→ **TASK STATEMENT**: Restate the records that follow word for word; no pictures should appear.

→ **Stored dataset items**:
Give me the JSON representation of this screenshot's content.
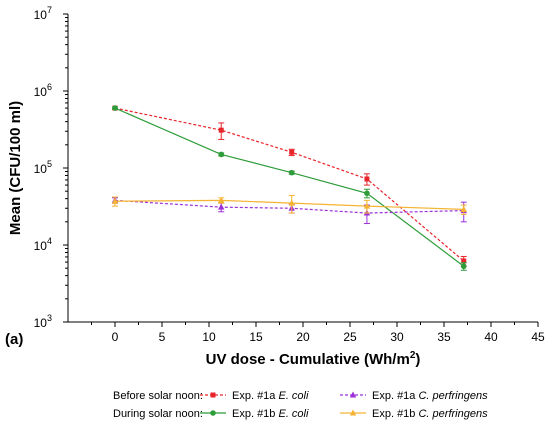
{
  "chart_data": {
    "type": "line",
    "panel_label": "(a)",
    "xlabel": "UV dose - Cumulative (Wh/m²)",
    "xlabel_main": "UV dose - Cumulative (Wh/m",
    "xlabel_sup": "2",
    "xlabel_end": ")",
    "ylabel": "Mean (CFU/100 ml)",
    "xlim": [
      -5,
      45
    ],
    "ylim": [
      1000,
      10000000
    ],
    "yscale": "log",
    "x_ticks": [
      "0",
      "5",
      "10",
      "15",
      "20",
      "25",
      "30",
      "35",
      "40",
      "45"
    ],
    "x_tick_values": [
      0,
      5,
      10,
      15,
      20,
      25,
      30,
      35,
      40,
      45
    ],
    "y_ticks": [
      {
        "value": 1000,
        "base": "10",
        "exp": "3"
      },
      {
        "value": 10000,
        "base": "10",
        "exp": "4"
      },
      {
        "value": 100000,
        "base": "10",
        "exp": "5"
      },
      {
        "value": 1000000,
        "base": "10",
        "exp": "6"
      },
      {
        "value": 10000000,
        "base": "10",
        "exp": "7"
      }
    ],
    "legend": {
      "placement": "bottom",
      "groups": [
        {
          "label": "Before solar noon:",
          "entries": [
            0,
            2
          ]
        },
        {
          "label": "During solar noon:",
          "entries": [
            1,
            3
          ]
        }
      ]
    },
    "series": [
      {
        "name_prefix": "Exp. #1a ",
        "name_italic": "E. coli",
        "color": "#e8242b",
        "dashed": true,
        "marker": "square",
        "x": [
          0,
          11.3,
          18.8,
          26.8,
          37.1
        ],
        "y": [
          600000,
          310000,
          160000,
          72000,
          6200
        ],
        "err": [
          20000,
          75000,
          15000,
          12000,
          900
        ]
      },
      {
        "name_prefix": "Exp. #1b ",
        "name_italic": "E. coli",
        "color": "#2e9c3a",
        "dashed": false,
        "marker": "circle",
        "x": [
          0,
          11.3,
          18.8,
          26.8,
          37.1
        ],
        "y": [
          600000,
          150000,
          87000,
          47000,
          5300
        ],
        "err": [
          20000,
          7000,
          4000,
          6000,
          600
        ]
      },
      {
        "name_prefix": "Exp. #1a ",
        "name_italic": "C. perfringens",
        "color": "#9b30d9",
        "dashed": true,
        "marker": "triangle",
        "x": [
          0,
          11.3,
          18.8,
          26.8,
          37.1
        ],
        "y": [
          38000,
          31000,
          30000,
          26000,
          28000
        ],
        "err": [
          3000,
          4000,
          4000,
          7000,
          8000
        ]
      },
      {
        "name_prefix": "Exp. #1b ",
        "name_italic": "C. perfringens",
        "color": "#f5b331",
        "dashed": false,
        "marker": "triangle",
        "x": [
          0,
          11.3,
          18.8,
          26.8,
          37.1
        ],
        "y": [
          37000,
          38000,
          35000,
          32000,
          29000
        ],
        "err": [
          5000,
          3000,
          9000,
          6000,
          4000
        ]
      }
    ]
  }
}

→ **OUTPUT OF THE TASK**:
Give me the JSON representation of this screenshot's content.
{
  "chart_data": {
    "type": "line",
    "panel_label": "(a)",
    "xlabel": "UV dose - Cumulative (Wh/m²)",
    "xlabel_main": "UV dose - Cumulative (Wh/m",
    "xlabel_sup": "2",
    "xlabel_end": ")",
    "ylabel": "Mean (CFU/100 ml)",
    "xlim": [
      -5,
      45
    ],
    "ylim": [
      1000,
      10000000
    ],
    "yscale": "log",
    "x_ticks": [
      "0",
      "5",
      "10",
      "15",
      "20",
      "25",
      "30",
      "35",
      "40",
      "45"
    ],
    "x_tick_values": [
      0,
      5,
      10,
      15,
      20,
      25,
      30,
      35,
      40,
      45
    ],
    "y_ticks": [
      {
        "value": 1000,
        "base": "10",
        "exp": "3"
      },
      {
        "value": 10000,
        "base": "10",
        "exp": "4"
      },
      {
        "value": 100000,
        "base": "10",
        "exp": "5"
      },
      {
        "value": 1000000,
        "base": "10",
        "exp": "6"
      },
      {
        "value": 10000000,
        "base": "10",
        "exp": "7"
      }
    ],
    "legend": {
      "placement": "bottom",
      "groups": [
        {
          "label": "Before solar noon:",
          "entries": [
            0,
            2
          ]
        },
        {
          "label": "During solar noon:",
          "entries": [
            1,
            3
          ]
        }
      ]
    },
    "series": [
      {
        "name_prefix": "Exp. #1a ",
        "name_italic": "E. coli",
        "color": "#e8242b",
        "dashed": true,
        "marker": "square",
        "x": [
          0,
          11.3,
          18.8,
          26.8,
          37.1
        ],
        "y": [
          600000,
          310000,
          160000,
          72000,
          6200
        ],
        "err": [
          20000,
          75000,
          15000,
          12000,
          900
        ]
      },
      {
        "name_prefix": "Exp. #1b ",
        "name_italic": "E. coli",
        "color": "#2e9c3a",
        "dashed": false,
        "marker": "circle",
        "x": [
          0,
          11.3,
          18.8,
          26.8,
          37.1
        ],
        "y": [
          600000,
          150000,
          87000,
          47000,
          5300
        ],
        "err": [
          20000,
          7000,
          4000,
          6000,
          600
        ]
      },
      {
        "name_prefix": "Exp. #1a ",
        "name_italic": "C. perfringens",
        "color": "#9b30d9",
        "dashed": true,
        "marker": "triangle",
        "x": [
          0,
          11.3,
          18.8,
          26.8,
          37.1
        ],
        "y": [
          38000,
          31000,
          30000,
          26000,
          28000
        ],
        "err": [
          3000,
          4000,
          4000,
          7000,
          8000
        ]
      },
      {
        "name_prefix": "Exp. #1b ",
        "name_italic": "C. perfringens",
        "color": "#f5b331",
        "dashed": false,
        "marker": "triangle",
        "x": [
          0,
          11.3,
          18.8,
          26.8,
          37.1
        ],
        "y": [
          37000,
          38000,
          35000,
          32000,
          29000
        ],
        "err": [
          5000,
          3000,
          9000,
          6000,
          4000
        ]
      }
    ]
  }
}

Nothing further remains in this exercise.